Set all the material down again unchanged, without the pictures.
╭──
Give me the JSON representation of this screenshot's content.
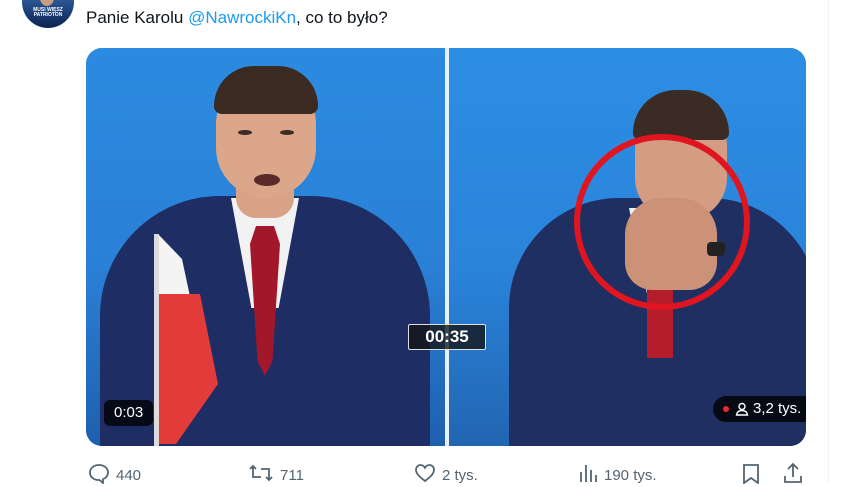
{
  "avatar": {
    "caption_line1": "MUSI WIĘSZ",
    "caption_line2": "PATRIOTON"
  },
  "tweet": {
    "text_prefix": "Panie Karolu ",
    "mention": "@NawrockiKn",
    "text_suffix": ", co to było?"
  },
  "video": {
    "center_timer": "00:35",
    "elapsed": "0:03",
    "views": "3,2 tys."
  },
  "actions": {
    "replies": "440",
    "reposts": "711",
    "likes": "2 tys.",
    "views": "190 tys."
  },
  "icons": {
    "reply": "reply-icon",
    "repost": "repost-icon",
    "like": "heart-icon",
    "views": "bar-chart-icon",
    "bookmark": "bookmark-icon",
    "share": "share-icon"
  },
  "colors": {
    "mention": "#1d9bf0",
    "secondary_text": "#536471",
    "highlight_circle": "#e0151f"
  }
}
╰──
## Solution to the problem
Give me the JSON representation of this screenshot's content.
{
  "avatar": {
    "caption_line1": "MUSI WIĘSZ",
    "caption_line2": "PATRIOTON"
  },
  "tweet": {
    "text_prefix": "Panie Karolu ",
    "mention": "@NawrockiKn",
    "text_suffix": ", co to było?"
  },
  "video": {
    "center_timer": "00:35",
    "elapsed": "0:03",
    "views": "3,2 tys."
  },
  "actions": {
    "replies": "440",
    "reposts": "711",
    "likes": "2 tys.",
    "views": "190 tys."
  },
  "icons": {
    "reply": "reply-icon",
    "repost": "repost-icon",
    "like": "heart-icon",
    "views": "bar-chart-icon",
    "bookmark": "bookmark-icon",
    "share": "share-icon"
  },
  "colors": {
    "mention": "#1d9bf0",
    "secondary_text": "#536471",
    "highlight_circle": "#e0151f"
  }
}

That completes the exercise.